Requirement :: Exact repetition of every entry is required.
□ □ □ □
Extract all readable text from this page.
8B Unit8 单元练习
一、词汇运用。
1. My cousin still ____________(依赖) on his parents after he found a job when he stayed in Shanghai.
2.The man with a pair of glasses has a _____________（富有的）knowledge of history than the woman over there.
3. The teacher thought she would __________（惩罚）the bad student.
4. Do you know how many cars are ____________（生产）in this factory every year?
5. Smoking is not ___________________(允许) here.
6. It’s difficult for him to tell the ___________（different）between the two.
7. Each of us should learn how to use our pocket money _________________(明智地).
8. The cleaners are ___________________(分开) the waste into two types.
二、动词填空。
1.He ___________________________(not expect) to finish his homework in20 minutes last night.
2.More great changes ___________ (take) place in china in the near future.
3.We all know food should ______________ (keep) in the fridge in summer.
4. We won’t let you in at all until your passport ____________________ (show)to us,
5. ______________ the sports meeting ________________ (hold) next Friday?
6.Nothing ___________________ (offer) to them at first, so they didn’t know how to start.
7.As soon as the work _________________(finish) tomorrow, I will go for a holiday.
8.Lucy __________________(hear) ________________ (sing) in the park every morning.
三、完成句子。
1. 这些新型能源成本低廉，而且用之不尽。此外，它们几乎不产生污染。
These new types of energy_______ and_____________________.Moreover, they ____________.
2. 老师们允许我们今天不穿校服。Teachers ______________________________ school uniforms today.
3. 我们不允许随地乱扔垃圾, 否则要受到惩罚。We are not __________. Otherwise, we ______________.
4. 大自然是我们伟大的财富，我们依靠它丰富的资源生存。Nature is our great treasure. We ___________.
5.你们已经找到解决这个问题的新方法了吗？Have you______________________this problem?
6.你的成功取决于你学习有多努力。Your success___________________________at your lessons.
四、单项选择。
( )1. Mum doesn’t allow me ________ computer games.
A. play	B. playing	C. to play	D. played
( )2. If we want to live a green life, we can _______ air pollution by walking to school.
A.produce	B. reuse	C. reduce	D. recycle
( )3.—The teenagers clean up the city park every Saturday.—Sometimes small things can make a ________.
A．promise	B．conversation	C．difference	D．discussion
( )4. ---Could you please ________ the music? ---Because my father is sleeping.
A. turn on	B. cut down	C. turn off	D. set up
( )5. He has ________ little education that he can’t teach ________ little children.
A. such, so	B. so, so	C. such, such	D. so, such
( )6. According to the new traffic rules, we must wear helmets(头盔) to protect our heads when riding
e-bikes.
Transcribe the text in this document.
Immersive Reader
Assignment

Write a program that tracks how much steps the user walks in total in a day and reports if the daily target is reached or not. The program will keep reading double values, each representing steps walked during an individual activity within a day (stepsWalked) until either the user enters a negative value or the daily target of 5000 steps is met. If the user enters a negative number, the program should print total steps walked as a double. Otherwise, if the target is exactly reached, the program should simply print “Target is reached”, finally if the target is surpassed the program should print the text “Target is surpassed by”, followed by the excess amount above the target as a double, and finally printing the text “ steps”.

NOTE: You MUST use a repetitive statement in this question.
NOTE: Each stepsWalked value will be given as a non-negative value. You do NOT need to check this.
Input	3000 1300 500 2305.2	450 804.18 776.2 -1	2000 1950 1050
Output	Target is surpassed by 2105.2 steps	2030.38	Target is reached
□ □ □ □
Response ::
Extract all readable text from this page.
8B Unit8 单元练习
一、词汇运用。
1. My cousin still ____________(依赖) on his parents after he found a job when he stayed in Shanghai.
2.The man with a pair of glasses has a _____________（富有的）knowledge of history than the woman over there.
3. The teacher thought she would __________（惩罚）the bad student.
4. Do you know how many cars are ____________（生产）in this factory every year?
5. Smoking is not ___________________(允许) here.
6. It’s difficult for him to tell the ___________（different）between the two.
7. Each of us should learn how to use our pocket money _________________(明智地).
8. The cleaners are ___________________(分开) the waste into two types.
二、动词填空。
1.He ___________________________(not expect) to finish his homework in20 minutes last night.
2.More great changes ___________ (take) place in china in the near future.
3.We all know food should ______________ (keep) in the fridge in summer.
4. We won’t let you in at all until your passport ____________________ (show)to us,
5. ______________ the sports meeting ________________ (hold) next Friday?
6.Nothing ___________________ (offer) to them at first, so they didn’t know how to start.
7.As soon as the work _________________(finish) tomorrow, I will go for a holiday.
8.Lucy __________________(hear) ________________ (sing) in the park every morning.
三、完成句子。
1. 这些新型能源成本低廉，而且用之不尽。此外，它们几乎不产生污染。
These new types of energy_______ and_____________________.Moreover, they ____________.
2. 老师们允许我们今天不穿校服。Teachers ______________________________ school uniforms today.
3. 我们不允许随地乱扔垃圾, 否则要受到惩罚。We are not __________. Otherwise, we ______________.
4. 大自然是我们伟大的财富，我们依靠它丰富的资源生存。Nature is our great treasure. We ___________.
5.你们已经找到解决这个问题的新方法了吗？Have you______________________this problem?
6.你的成功取决于你学习有多努力。Your success___________________________at your lessons.
四、单项选择。
( )1. Mum doesn’t allow me ________ computer games.
A. play	B. playing	C. to play	D. played
( )2. If we want to live a green life, we can _______ air pollution by walking to school.
A.produce	B. reuse	C. reduce	D. recycle
( )3.—The teenagers clean up the city park every Saturday.—Sometimes small things can make a ________.
A．promise	B．conversation	C．difference	D．discussion
( )4. ---Could you please ________ the music? ---Because my father is sleeping.
A. turn on	B. cut down	C. turn off	D. set up
( )5. He has ________ little education that he can’t teach ________ little children.
A. such, so	B. so, so	C. such, such	D. so, such
( )6. According to the new traffic rules, we must wear helmets(头盔) to protect our heads when riding
e-bikes.
Transcribe the text in this document.
Immersive Reader
Assignment

Write a program that tracks how much steps the user walks in total in a day and reports if the daily target is reached or not. The program will keep reading double values, each representing steps walked during an individual activity within a day (stepsWalked) until either the user enters a negative value or the daily target of 5000 steps is met. If the user enters a negative number, the program should print total steps walked as a double. Otherwise, if the target is exactly reached, the program should simply print “Target is reached”, finally if the target is surpassed the program should print the text “Target is surpassed by”, followed by the excess amount above the target as a double, and finally printing the text “ steps”.

NOTE: You MUST use a repetitive statement in this question.
NOTE: Each stepsWalked value will be given as a non-negative value. You do NOT need to check this.
Input	3000 1300 500 2305.2	450 804.18 776.2 -1	2000 1950 1050
Output	Target is surpassed by 2105.2 steps	2030.38	Target is reached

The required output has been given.